(Figure contents as structured data)
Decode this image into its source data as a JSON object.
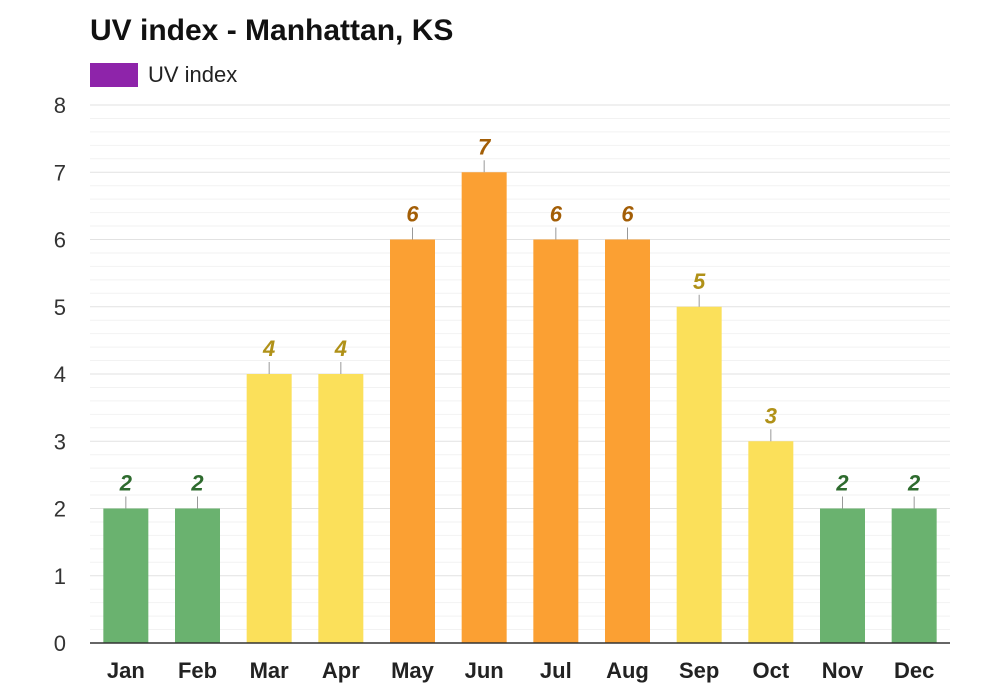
{
  "chart_data": {
    "type": "bar",
    "title": "UV index - Manhattan, KS",
    "xlabel": "",
    "ylabel": "",
    "ylim": [
      0,
      8
    ],
    "yticks": [
      0,
      1,
      2,
      3,
      4,
      5,
      6,
      7,
      8
    ],
    "grid": true,
    "legend_position": "top-left",
    "categories": [
      "Jan",
      "Feb",
      "Mar",
      "Apr",
      "May",
      "Jun",
      "Jul",
      "Aug",
      "Sep",
      "Oct",
      "Nov",
      "Dec"
    ],
    "series": [
      {
        "name": "UV index",
        "color": "#8e24aa",
        "values": [
          2,
          2,
          4,
          4,
          6,
          7,
          6,
          6,
          5,
          3,
          2,
          2
        ]
      }
    ],
    "value_labels": [
      "2",
      "2",
      "4",
      "4",
      "6",
      "7",
      "6",
      "6",
      "5",
      "3",
      "2",
      "2"
    ],
    "level_colors": {
      "low": {
        "bar": "#6ab26f",
        "label": "#2e6b2e"
      },
      "moderate": {
        "bar": "#fbe05a",
        "label": "#b09118"
      },
      "high": {
        "bar": "#fba033",
        "label": "#a35e06"
      }
    },
    "axis_color": "#333333",
    "grid_color": "#e2e2e2",
    "minor_grid_color": "#f2f2f2"
  }
}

EXERCISE DIRECTIONS: Pull out all lines of the data with the string "index".

RESPONSE FOR THIS EXERCISE:
    "title": "UV index - Manhattan, KS",
        "name": "UV index",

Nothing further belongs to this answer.